**Data entries**.
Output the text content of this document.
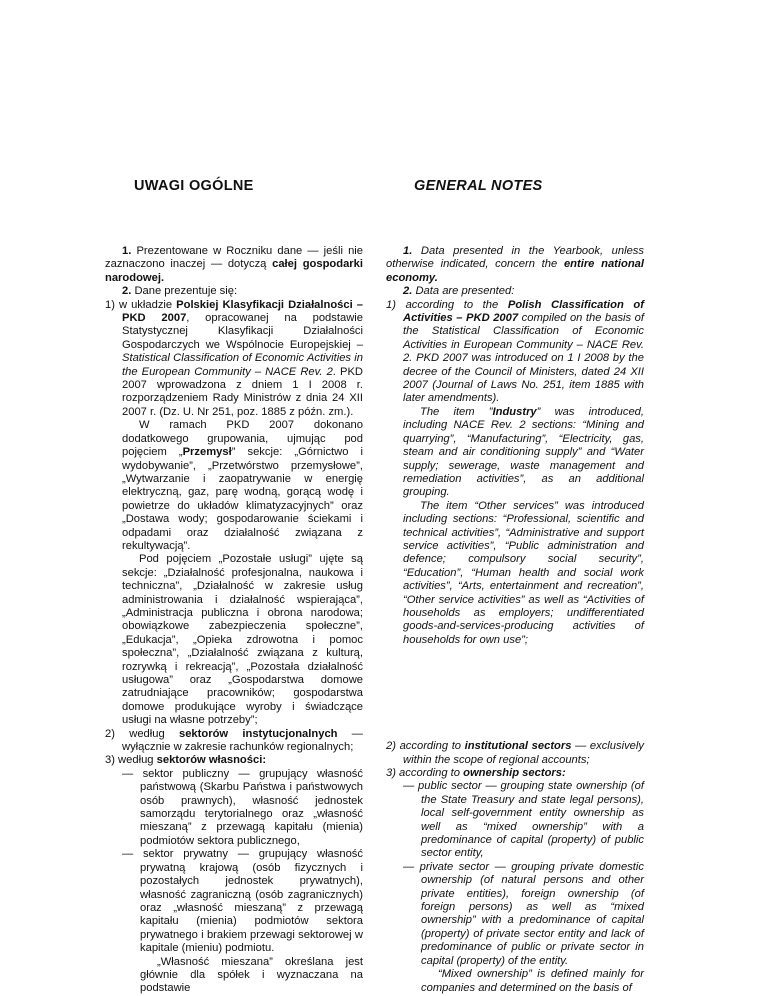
UWAGI OGÓLNE	GENERAL NOTES

1. Prezentowane w Roczniku dane — jeśli nie zaznaczono inaczej — dotyczą całej gospodarki narodowej.

2. Dane prezentuje się:

1) w układzie Polskiej Klasyfikacji Działalności – PKD 2007, opracowanej na podstawie Statystycznej Klasyfikacji Działalności Gospodarczych we Wspólnocie Europejskiej – Statistical Classification of Economic Activities in the European Community – NACE Rev. 2. PKD 2007 wprowadzona z dniem 1 I 2008 r. rozporządzeniem Rady Ministrów z dnia 24 XII 2007 r. (Dz. U. Nr 251, poz. 1885 z późn. zm.).

W ramach PKD 2007 dokonano dodatkowego grupowania, ujmując pod pojęciem „Przemysł” sekcje: „Górnictwo i wydobywanie”, „Przetwórstwo przemysłowe”, „Wytwarzanie i zaopatrywanie w energię elektryczną, gaz, parę wodną, gorącą wodę i powietrze do układów klimatyzacyjnych” oraz „Dostawa wody; gospodarowanie ściekami i odpadami oraz działalność związana z rekultywacją”.

Pod pojęciem „Pozostałe usługi” ujęte są sekcje: „Działalność profesjonalna, naukowa i techniczna”, „Działalność w zakresie usług administrowania i działalność wspierająca”, „Administracja publiczna i obrona narodowa; obowiązkowe zabezpieczenia społeczne”, „Edukacja”, „Opieka zdrowotna i pomoc społeczna”, „Działalność związana z kulturą, rozrywką i rekreacją”, „Pozostała działalność usługowa” oraz „Gospodarstwa domowe zatrudniające pracowników; gospodarstwa domowe produkujące wyroby i świadczące usługi na własne potrzeby”;

2) według sektorów instytucjonalnych — wyłącznie w zakresie rachunków regionalnych;

3) według sektorów własności:

— sektor publiczny — grupujący własność państwową (Skarbu Państwa i państwowych osób prawnych), własność jednostek samorządu terytorialnego oraz „własność mieszaną” z przewagą kapitału (mienia) podmiotów sektora publicznego,

— sektor prywatny — grupujący własność prywatną krajową (osób fizycznych i pozostałych jednostek prywatnych), własność zagraniczną (osób zagranicznych) oraz „własność mieszaną” z przewagą kapitału (mienia) podmiotów sektora prywatnego i brakiem przewagi sektorowej w kapitale (mieniu) podmiotu.

„Własność mieszana” określana jest głównie dla spółek i wyznaczana na podstawie

1. Data presented in the Yearbook, unless otherwise indicated, concern the entire national economy.

2. Data are presented:

1) according to the Polish Classification of Activities – PKD 2007 compiled on the basis of the Statistical Classification of Economic Activities in European Community – NACE Rev. 2. PKD 2007 was introduced on 1 I 2008 by the decree of the Council of Ministers, dated 24 XII 2007 (Journal of Laws No. 251, item 1885 with later amendments).

The item ”Industry” was introduced, including NACE Rev. 2 sections: “Mining and quarrying”, “Manufacturing”, “Electricity, gas, steam and air conditioning supply” and “Water supply; sewerage, waste management and remediation activities”, as an additional grouping.

The item “Other services” was introduced including sections: “Professional, scientific and technical activities”, “Administrative and support service activities”, “Public administration and defence; compulsory social security”, “Education”, “Human health and social work activities”, “Arts, entertainment and recreation”, “Other service activities” as well as “Activities of households as employers; undifferentiated goods-and-services-producing activities of households for own use”;

2) according to institutional sectors — exclusively within the scope of regional accounts;

3) according to ownership sectors:

— public sector — grouping state ownership (of the State Treasury and state legal persons), local self-government entity ownership as well as “mixed ownership” with a predominance of capital (property) of public sector entity,

— private sector — grouping private domestic ownership (of natural persons and other private entities), foreign ownership (of foreign persons) as well as “mixed ownership” with a predominance of capital (property) of private sector entity and lack of predominance of public or private sector in capital (property) of the entity.

“Mixed ownership” is defined mainly for companies and determined on the basis of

**Set task**. Print each line of the material above exactly, with the pictures removed from your copy.

**Exercise answer**.
Output the text content of this document.
UWAGI OGÓLNE	GENERAL NOTES

1. Prezentowane w Roczniku dane — jeśli nie zaznaczono inaczej — dotyczą całej gospodarki narodowej.

2. Dane prezentuje się:

1) w układzie Polskiej Klasyfikacji Działalności – PKD 2007, opracowanej na podstawie Statystycznej Klasyfikacji Działalności Gospodarczych we Wspólnocie Europejskiej – Statistical Classification of Economic Activities in the European Community – NACE Rev. 2. PKD 2007 wprowadzona z dniem 1 I 2008 r. rozporządzeniem Rady Ministrów z dnia 24 XII 2007 r. (Dz. U. Nr 251, poz. 1885 z późn. zm.).

W ramach PKD 2007 dokonano dodatkowego grupowania, ujmując pod pojęciem „Przemysł” sekcje: „Górnictwo i wydobywanie”, „Przetwórstwo przemysłowe”, „Wytwarzanie i zaopatrywanie w energię elektryczną, gaz, parę wodną, gorącą wodę i powietrze do układów klimatyzacyjnych” oraz „Dostawa wody; gospodarowanie ściekami i odpadami oraz działalność związana z rekultywacją”.

Pod pojęciem „Pozostałe usługi” ujęte są sekcje: „Działalność profesjonalna, naukowa i techniczna”, „Działalność w zakresie usług administrowania i działalność wspierająca”, „Administracja publiczna i obrona narodowa; obowiązkowe zabezpieczenia społeczne”, „Edukacja”, „Opieka zdrowotna i pomoc społeczna”, „Działalność związana z kulturą, rozrywką i rekreacją”, „Pozostała działalność usługowa” oraz „Gospodarstwa domowe zatrudniające pracowników; gospodarstwa domowe produkujące wyroby i świadczące usługi na własne potrzeby”;

2) według sektorów instytucjonalnych — wyłącznie w zakresie rachunków regionalnych;

3) według sektorów własności:

— sektor publiczny — grupujący własność państwową (Skarbu Państwa i państwowych osób prawnych), własność jednostek samorządu terytorialnego oraz „własność mieszaną” z przewagą kapitału (mienia) podmiotów sektora publicznego,

— sektor prywatny — grupujący własność prywatną krajową (osób fizycznych i pozostałych jednostek prywatnych), własność zagraniczną (osób zagranicznych) oraz „własność mieszaną” z przewagą kapitału (mienia) podmiotów sektora prywatnego i brakiem przewagi sektorowej w kapitale (mieniu) podmiotu.

„Własność mieszana” określana jest głównie dla spółek i wyznaczana na podstawie

1. Data presented in the Yearbook, unless otherwise indicated, concern the entire national economy.

2. Data are presented:

1) according to the Polish Classification of Activities – PKD 2007 compiled on the basis of the Statistical Classification of Economic Activities in European Community – NACE Rev. 2. PKD 2007 was introduced on 1 I 2008 by the decree of the Council of Ministers, dated 24 XII 2007 (Journal of Laws No. 251, item 1885 with later amendments).

The item ”Industry” was introduced, including NACE Rev. 2 sections: “Mining and quarrying”, “Manufacturing”, “Electricity, gas, steam and air conditioning supply” and “Water supply; sewerage, waste management and remediation activities”, as an additional grouping.

The item “Other services” was introduced including sections: “Professional, scientific and technical activities”, “Administrative and support service activities”, “Public administration and defence; compulsory social security”, “Education”, “Human health and social work activities”, “Arts, entertainment and recreation”, “Other service activities” as well as “Activities of households as employers; undifferentiated goods-and-services-producing activities of households for own use”;

2) according to institutional sectors — exclusively within the scope of regional accounts;

3) according to ownership sectors:

— public sector — grouping state ownership (of the State Treasury and state legal persons), local self-government entity ownership as well as “mixed ownership” with a predominance of capital (property) of public sector entity,

— private sector — grouping private domestic ownership (of natural persons and other private entities), foreign ownership (of foreign persons) as well as “mixed ownership” with a predominance of capital (property) of private sector entity and lack of predominance of public or private sector in capital (property) of the entity.

“Mixed ownership” is defined mainly for companies and determined on the basis of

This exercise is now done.